■ Selected passage ■
┌────────
Also, you compare a K6-233 to a Strongarm @ 209, even though they're wildly different architectures from different eras, for different purposes. We have low power CPUs, look at the C3. It just comes at the price of performance. No matter how efficient your chip is, you can make it faster and hotter, and that's what's being done, since most people want it. Deal.

(avoiding lame filter)

Boon for Intel

[jason99si]

FOR IMMEDIATE RELEASE:
Craig Barrett, 61, Pres, CEO of Intel Corporation was quoted today in a fake press release as saying,

"This is fantastic! With this new thermoelectric material that is 2.4X as efficient as the best existing materials, we can create processors which run 2.4X as hot! Not only that, but we can repackage all those old Celeron 300a's as Pentium 5's and overclock them 2.4X as much! Lookout AMD, here we come!
└────────
■ Stored rows ■
┌────────
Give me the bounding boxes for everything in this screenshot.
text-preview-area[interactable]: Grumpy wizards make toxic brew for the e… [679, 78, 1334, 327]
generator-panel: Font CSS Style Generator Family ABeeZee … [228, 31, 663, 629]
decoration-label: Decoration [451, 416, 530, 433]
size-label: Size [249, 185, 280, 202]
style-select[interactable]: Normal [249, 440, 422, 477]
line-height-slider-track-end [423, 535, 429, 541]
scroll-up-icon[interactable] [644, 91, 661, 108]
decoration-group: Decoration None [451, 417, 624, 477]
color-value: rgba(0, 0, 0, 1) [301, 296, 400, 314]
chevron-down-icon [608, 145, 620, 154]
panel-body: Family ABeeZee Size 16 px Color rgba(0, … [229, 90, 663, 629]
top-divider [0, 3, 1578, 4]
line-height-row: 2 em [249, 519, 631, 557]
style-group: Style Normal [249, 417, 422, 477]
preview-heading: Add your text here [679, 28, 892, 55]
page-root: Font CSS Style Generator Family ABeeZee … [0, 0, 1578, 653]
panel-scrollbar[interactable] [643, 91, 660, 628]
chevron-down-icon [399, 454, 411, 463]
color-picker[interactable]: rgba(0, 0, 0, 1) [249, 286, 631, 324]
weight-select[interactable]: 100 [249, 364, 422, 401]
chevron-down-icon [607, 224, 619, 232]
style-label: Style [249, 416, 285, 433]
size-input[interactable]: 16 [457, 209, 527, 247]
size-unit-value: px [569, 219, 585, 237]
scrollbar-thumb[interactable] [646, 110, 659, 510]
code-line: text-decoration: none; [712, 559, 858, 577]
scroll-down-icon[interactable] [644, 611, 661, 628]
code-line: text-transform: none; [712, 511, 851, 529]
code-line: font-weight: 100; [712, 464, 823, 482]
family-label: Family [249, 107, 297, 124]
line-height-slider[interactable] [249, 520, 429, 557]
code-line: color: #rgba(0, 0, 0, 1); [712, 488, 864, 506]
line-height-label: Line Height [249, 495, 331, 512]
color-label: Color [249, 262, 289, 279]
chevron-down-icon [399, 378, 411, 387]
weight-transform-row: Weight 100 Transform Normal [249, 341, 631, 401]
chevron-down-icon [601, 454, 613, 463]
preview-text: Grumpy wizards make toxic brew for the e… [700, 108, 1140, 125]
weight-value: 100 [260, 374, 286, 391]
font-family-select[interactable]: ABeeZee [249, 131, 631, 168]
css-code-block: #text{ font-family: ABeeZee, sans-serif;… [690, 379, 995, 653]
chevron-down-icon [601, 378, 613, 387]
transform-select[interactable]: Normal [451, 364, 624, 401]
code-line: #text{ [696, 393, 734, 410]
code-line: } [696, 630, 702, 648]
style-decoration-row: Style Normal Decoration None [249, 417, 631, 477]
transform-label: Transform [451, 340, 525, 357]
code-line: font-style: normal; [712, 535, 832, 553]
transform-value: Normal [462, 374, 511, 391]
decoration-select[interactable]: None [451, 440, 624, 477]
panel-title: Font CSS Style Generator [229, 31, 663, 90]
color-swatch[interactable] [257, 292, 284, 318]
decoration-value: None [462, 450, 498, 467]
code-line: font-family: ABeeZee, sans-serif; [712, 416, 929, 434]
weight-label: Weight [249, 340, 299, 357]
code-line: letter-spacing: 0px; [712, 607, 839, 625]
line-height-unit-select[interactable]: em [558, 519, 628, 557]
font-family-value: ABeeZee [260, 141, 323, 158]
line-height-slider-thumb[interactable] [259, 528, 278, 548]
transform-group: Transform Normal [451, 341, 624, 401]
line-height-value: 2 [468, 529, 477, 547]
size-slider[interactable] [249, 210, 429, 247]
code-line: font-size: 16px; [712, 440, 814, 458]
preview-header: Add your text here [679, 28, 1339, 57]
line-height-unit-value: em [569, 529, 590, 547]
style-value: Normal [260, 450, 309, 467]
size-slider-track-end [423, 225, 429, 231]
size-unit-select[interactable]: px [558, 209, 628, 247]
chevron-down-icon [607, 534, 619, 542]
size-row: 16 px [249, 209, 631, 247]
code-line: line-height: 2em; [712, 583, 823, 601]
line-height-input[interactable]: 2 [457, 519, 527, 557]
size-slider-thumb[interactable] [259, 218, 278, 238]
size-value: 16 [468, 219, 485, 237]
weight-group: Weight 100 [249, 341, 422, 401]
└────────
■ Stated problem ■
Write out the processor-heat thread again, starting at "Boon for Intel" and stopping after "here we come!", and switch "Intel" to "Cyrix" everywhere it occurs.

■ Solution to the exercise ■
Boon for Cyrix

[jason99si]

FOR IMMEDIATE RELEASE:
Craig Barrett, 61, Pres, CEO of Cyrix Corporation was quoted today in a fake press release as saying,

"This is fantastic! With this new thermoelectric material that is 2.4X as efficient as the best existing materials, we can create processors which run 2.4X as hot! Not only that, but we can repackage all those old Celeron 300a's as Pentium 5's and overclock them 2.4X as much! Lookout AMD, here we come!